_QUOTED TEXT:_
Halo Infinite, a glorious return to form for one of the most legendary game franchises, has already amassed a sizeable community of excited players numbering in the hundreds of thousands. This accumulated fervor has occurred weeks before the Halo Infinite campaign is even available, centering solely on the strengths (and weaknesses) of the Halo Infinite multiplayer experience. My oft-proclaimed love for the Halo campaigns over the years has yet to be tested against Halo Infinite, but I didn't expect the online portions of this ambitious title to hook me quite as Halo Infinite has.
I'm not shy about professing my aversion to online multiplayer games in general; being multiplayer-centric doesn't immediately disqualify a game from joining my rotation of frequent plays, but it does make it considerably less likely that I'll enjoy my time with it. Halo Infinite's multiplayer has surprised me in a way I didn't expect, and has made me fall in love with a multiplayer game.
Epic for years to come
Halo Infinite is the latest chapter in the legendary Halo franchise, and in many ways is the quintessential title for Halo fans. Halo Infinite's multiplayer is polished, crisp, and filled with fun and excitement at every turn. It also promises to evolve and grow for years to come.
A polished and action-packed multiplayer experience
Traditionally, I prefer to play video games solo rather than connect with other players online, a stance that mirrors my real-world tendencies. The few times I've spent any significant amount of time in a competitive online multiplayer game, such as various Call of Duty or Battlefield titles, or Counter-Strike, one of three things has happened: The game is merely a way for me to fill in the gaps between other activities; I have friends or family with whom to play the game; or I'm genuinely enjoying my time with the game.
It's not necessarily that I dislike all multiplayer games, as several in the past have managed to snag my attention (like Chivalry 2, for example), but those instances are few and far between. Halo Infinite, developed as a soft reboot of the Halo franchise by 343 Industries and Xbox Game Studios, has managed to usurp expectations to become a game I find myself genuinely eager to return to time after time, even without anyone else I know playing with me.

_STATED TASK:_
Summarize the text above on Halo Infinite's multiplayer in two sentences.

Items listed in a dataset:
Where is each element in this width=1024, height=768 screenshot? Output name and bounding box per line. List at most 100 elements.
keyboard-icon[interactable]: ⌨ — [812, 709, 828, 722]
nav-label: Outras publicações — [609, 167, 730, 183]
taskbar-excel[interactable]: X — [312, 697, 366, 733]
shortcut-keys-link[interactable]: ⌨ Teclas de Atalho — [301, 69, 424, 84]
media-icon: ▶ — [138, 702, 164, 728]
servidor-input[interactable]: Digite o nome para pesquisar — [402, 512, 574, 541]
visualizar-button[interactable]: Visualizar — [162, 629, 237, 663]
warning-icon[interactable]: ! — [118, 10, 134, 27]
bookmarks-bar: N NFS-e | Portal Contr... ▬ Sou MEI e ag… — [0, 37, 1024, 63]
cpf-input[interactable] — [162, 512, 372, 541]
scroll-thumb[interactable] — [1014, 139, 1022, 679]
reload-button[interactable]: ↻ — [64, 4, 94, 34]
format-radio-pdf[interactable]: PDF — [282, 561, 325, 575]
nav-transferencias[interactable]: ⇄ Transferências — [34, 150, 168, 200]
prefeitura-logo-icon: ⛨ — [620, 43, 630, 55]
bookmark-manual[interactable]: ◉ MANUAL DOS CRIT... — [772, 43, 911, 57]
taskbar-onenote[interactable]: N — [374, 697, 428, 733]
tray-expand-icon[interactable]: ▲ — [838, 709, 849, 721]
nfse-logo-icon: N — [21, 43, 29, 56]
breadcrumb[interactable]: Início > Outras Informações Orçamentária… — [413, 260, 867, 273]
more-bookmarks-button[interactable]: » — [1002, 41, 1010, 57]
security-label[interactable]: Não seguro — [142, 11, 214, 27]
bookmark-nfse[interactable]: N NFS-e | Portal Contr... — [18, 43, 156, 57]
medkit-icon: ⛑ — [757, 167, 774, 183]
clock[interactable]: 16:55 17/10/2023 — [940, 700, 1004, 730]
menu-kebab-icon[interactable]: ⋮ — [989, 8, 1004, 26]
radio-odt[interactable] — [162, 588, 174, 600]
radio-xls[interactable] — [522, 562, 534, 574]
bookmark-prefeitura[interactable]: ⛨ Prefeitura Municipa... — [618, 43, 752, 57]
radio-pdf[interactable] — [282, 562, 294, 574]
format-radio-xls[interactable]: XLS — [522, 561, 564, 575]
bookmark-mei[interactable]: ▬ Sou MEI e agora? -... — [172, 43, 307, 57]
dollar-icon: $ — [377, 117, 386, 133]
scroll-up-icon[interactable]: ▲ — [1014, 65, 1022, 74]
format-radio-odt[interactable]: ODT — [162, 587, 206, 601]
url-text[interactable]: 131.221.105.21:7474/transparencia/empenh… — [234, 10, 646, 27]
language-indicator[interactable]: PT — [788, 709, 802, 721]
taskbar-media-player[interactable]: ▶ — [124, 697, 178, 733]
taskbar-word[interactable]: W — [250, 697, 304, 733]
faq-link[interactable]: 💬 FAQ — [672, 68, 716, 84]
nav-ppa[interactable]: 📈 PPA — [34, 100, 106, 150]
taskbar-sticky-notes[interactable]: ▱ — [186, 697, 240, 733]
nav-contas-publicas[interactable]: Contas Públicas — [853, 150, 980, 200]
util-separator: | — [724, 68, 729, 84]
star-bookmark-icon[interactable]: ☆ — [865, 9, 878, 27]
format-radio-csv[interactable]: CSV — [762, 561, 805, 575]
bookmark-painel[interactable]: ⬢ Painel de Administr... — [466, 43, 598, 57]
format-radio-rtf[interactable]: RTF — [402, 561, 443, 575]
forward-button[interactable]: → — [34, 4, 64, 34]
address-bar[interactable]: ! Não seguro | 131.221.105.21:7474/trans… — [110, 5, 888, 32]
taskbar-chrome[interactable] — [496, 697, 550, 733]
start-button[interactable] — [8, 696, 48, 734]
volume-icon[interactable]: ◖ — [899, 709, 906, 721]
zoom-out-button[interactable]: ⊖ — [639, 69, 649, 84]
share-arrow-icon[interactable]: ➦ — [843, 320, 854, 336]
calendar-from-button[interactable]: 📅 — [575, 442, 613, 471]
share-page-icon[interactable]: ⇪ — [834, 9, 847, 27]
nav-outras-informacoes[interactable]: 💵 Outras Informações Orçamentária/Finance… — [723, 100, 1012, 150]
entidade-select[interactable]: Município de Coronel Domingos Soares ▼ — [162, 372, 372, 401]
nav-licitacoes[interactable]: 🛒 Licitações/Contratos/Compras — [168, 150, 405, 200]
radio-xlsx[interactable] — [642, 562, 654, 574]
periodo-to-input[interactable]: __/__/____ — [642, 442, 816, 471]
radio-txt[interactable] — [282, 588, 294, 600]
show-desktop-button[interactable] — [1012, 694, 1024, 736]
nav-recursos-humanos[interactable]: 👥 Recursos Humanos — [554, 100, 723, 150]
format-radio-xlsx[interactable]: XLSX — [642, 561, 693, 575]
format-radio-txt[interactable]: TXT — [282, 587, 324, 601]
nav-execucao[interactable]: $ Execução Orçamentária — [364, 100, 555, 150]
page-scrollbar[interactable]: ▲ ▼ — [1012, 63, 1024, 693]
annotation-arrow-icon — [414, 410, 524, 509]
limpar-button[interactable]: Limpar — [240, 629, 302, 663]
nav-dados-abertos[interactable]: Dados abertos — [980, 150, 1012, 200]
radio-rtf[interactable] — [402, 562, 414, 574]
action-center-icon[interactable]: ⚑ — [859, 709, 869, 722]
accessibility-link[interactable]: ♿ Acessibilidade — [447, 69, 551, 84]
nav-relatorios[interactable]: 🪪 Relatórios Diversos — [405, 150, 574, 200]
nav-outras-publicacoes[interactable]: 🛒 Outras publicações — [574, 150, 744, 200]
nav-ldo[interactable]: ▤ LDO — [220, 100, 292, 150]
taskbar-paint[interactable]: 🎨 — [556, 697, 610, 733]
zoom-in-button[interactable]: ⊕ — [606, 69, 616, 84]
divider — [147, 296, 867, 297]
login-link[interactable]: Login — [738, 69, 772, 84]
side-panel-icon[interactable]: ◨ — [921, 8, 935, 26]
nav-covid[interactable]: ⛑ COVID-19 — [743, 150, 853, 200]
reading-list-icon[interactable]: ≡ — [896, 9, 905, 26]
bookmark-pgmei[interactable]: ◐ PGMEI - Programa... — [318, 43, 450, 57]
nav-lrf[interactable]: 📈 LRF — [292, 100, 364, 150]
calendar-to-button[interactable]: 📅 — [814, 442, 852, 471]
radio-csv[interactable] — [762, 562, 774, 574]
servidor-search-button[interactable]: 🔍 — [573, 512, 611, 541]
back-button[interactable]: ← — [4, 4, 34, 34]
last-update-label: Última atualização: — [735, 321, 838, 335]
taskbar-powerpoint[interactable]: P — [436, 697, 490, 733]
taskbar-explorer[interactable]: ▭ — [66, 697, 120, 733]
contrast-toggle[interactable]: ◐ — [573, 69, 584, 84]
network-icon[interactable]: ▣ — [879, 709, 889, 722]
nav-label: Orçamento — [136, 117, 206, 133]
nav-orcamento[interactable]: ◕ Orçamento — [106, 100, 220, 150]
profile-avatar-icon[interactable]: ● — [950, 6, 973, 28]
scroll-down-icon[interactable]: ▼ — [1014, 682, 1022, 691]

_WORKED ANSWER:_
Although the writer generally dislikes online multiplayer games and prefers to play solo, Halo Infinite's multiplayer has won the writer over, becoming a game the writer is eager to return to even without anyone they know playing along. A soft reboot of the franchise by 343 Industries and Xbox Game Studios, the game had drawn hundreds of thousands of players weeks before its campaign was available, and its multiplayer is polished, crisp, and promises to grow for years to come.